[Records from a collection]

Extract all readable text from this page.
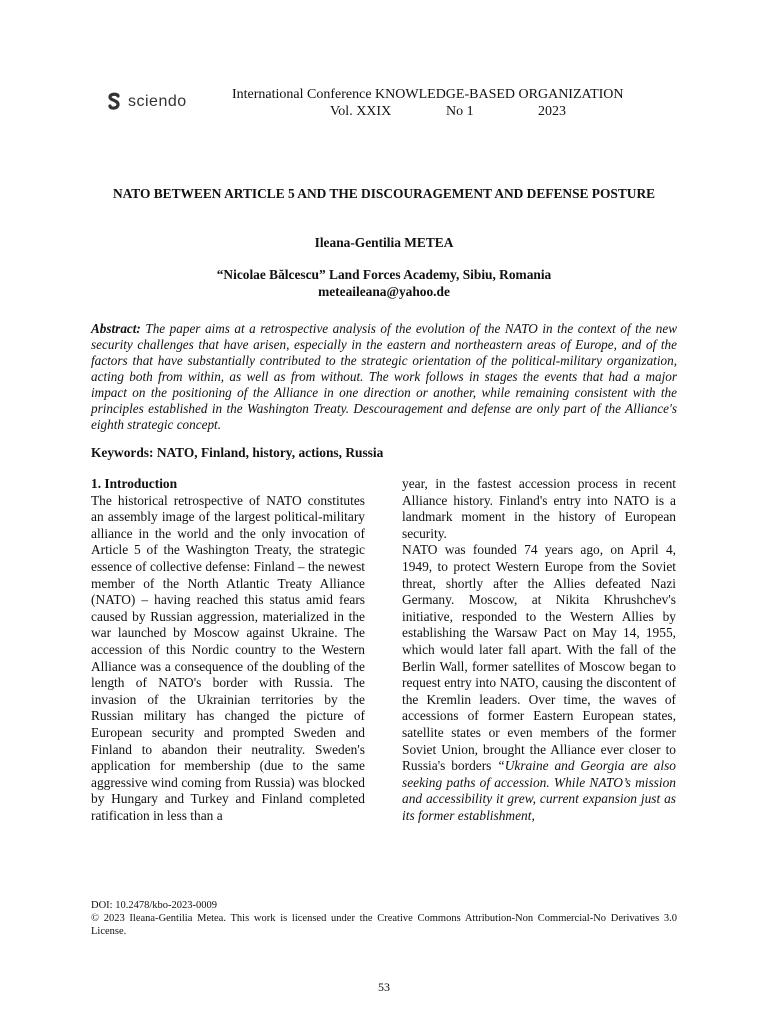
sciendo	International Conference KNOWLEDGE-BASED ORGANIZATION
Vol. XXIX	No 1	2023
NATO BETWEEN ARTICLE 5 AND THE DISCOURAGEMENT AND DEFENSE POSTURE
Ileana-Gentilia METEA
“Nicolae Bălcescu” Land Forces Academy, Sibiu, Romania
meteaileana@yahoo.de

Abstract: The paper aims at a retrospective analysis of the evolution of the NATO in the context of the new security challenges that have arisen, especially in the eastern and northeastern areas of Europe, and of the factors that have substantially contributed to the strategic orientation of the political-military organization, acting both from within, as well as from without. The work follows in stages the events that had a major impact on the positioning of the Alliance in one direction or another, while remaining consistent with the principles established in the Washington Treaty. Descouragement and defense are only part of the Alliance's eighth strategic concept.

Keywords: NATO, Finland, history, actions, Russia
1. Introduction

The historical retrospective of NATO constitutes an assembly image of the largest political-military alliance in the world and the only invocation of Article 5 of the Washington Treaty, the strategic essence of collective defense: Finland – the newest member of the North Atlantic Treaty Alliance (NATO) – having reached this status amid fears caused by Russian aggression, materialized in the war launched by Moscow against Ukraine. The accession of this Nordic country to the Western Alliance was a consequence of the doubling of the length of NATO's border with Russia. The invasion of the Ukrainian territories by the Russian military has changed the picture of European security and prompted Sweden and Finland to abandon their neutrality. Sweden's application for membership (due to the same aggressive wind coming from Russia) was blocked by Hungary and Turkey and Finland completed ratification in less than a

year, in the fastest accession process in recent Alliance history. Finland's entry into NATO is a landmark moment in the history of European security.

NATO was founded 74 years ago, on April 4, 1949, to protect Western Europe from the Soviet threat, shortly after the Allies defeated Nazi Germany. Moscow, at Nikita Khrushchev's initiative, responded to the Western Allies by establishing the Warsaw Pact on May 14, 1955, which would later fall apart. With the fall of the Berlin Wall, former satellites of Moscow began to request entry into NATO, causing the discontent of the Kremlin leaders. Over time, the waves of accessions of former Eastern European states, satellite states or even members of the former Soviet Union, brought the Alliance ever closer to Russia's borders “Ukraine and Georgia are also seeking paths of accession. While NATO’s mission and accessibility it grew, current expansion just as its former establishment,

DOI: 10.2478/kbo-2023-0009

© 2023 Ileana-Gentilia Metea. This work is licensed under the Creative Commons Attribution-Non Commercial-No Derivatives 3.0 License.

53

* What you will do:
Send back the data above word for word, with the pictures left out.

* Task response:
Extract all readable text from this page.
sciendo	International Conference KNOWLEDGE-BASED ORGANIZATION
Vol. XXIX	No 1	2023
NATO BETWEEN ARTICLE 5 AND THE DISCOURAGEMENT AND DEFENSE POSTURE
Ileana-Gentilia METEA
“Nicolae Bălcescu” Land Forces Academy, Sibiu, Romania
meteaileana@yahoo.de

Abstract: The paper aims at a retrospective analysis of the evolution of the NATO in the context of the new security challenges that have arisen, especially in the eastern and northeastern areas of Europe, and of the factors that have substantially contributed to the strategic orientation of the political-military organization, acting both from within, as well as from without. The work follows in stages the events that had a major impact on the positioning of the Alliance in one direction or another, while remaining consistent with the principles established in the Washington Treaty. Descouragement and defense are only part of the Alliance's eighth strategic concept.

Keywords: NATO, Finland, history, actions, Russia
1. Introduction

The historical retrospective of NATO constitutes an assembly image of the largest political-military alliance in the world and the only invocation of Article 5 of the Washington Treaty, the strategic essence of collective defense: Finland – the newest member of the North Atlantic Treaty Alliance (NATO) – having reached this status amid fears caused by Russian aggression, materialized in the war launched by Moscow against Ukraine. The accession of this Nordic country to the Western Alliance was a consequence of the doubling of the length of NATO's border with Russia. The invasion of the Ukrainian territories by the Russian military has changed the picture of European security and prompted Sweden and Finland to abandon their neutrality. Sweden's application for membership (due to the same aggressive wind coming from Russia) was blocked by Hungary and Turkey and Finland completed ratification in less than a

year, in the fastest accession process in recent Alliance history. Finland's entry into NATO is a landmark moment in the history of European security.

NATO was founded 74 years ago, on April 4, 1949, to protect Western Europe from the Soviet threat, shortly after the Allies defeated Nazi Germany. Moscow, at Nikita Khrushchev's initiative, responded to the Western Allies by establishing the Warsaw Pact on May 14, 1955, which would later fall apart. With the fall of the Berlin Wall, former satellites of Moscow began to request entry into NATO, causing the discontent of the Kremlin leaders. Over time, the waves of accessions of former Eastern European states, satellite states or even members of the former Soviet Union, brought the Alliance ever closer to Russia's borders “Ukraine and Georgia are also seeking paths of accession. While NATO’s mission and accessibility it grew, current expansion just as its former establishment,

DOI: 10.2478/kbo-2023-0009

© 2023 Ileana-Gentilia Metea. This work is licensed under the Creative Commons Attribution-Non Commercial-No Derivatives 3.0 License.

53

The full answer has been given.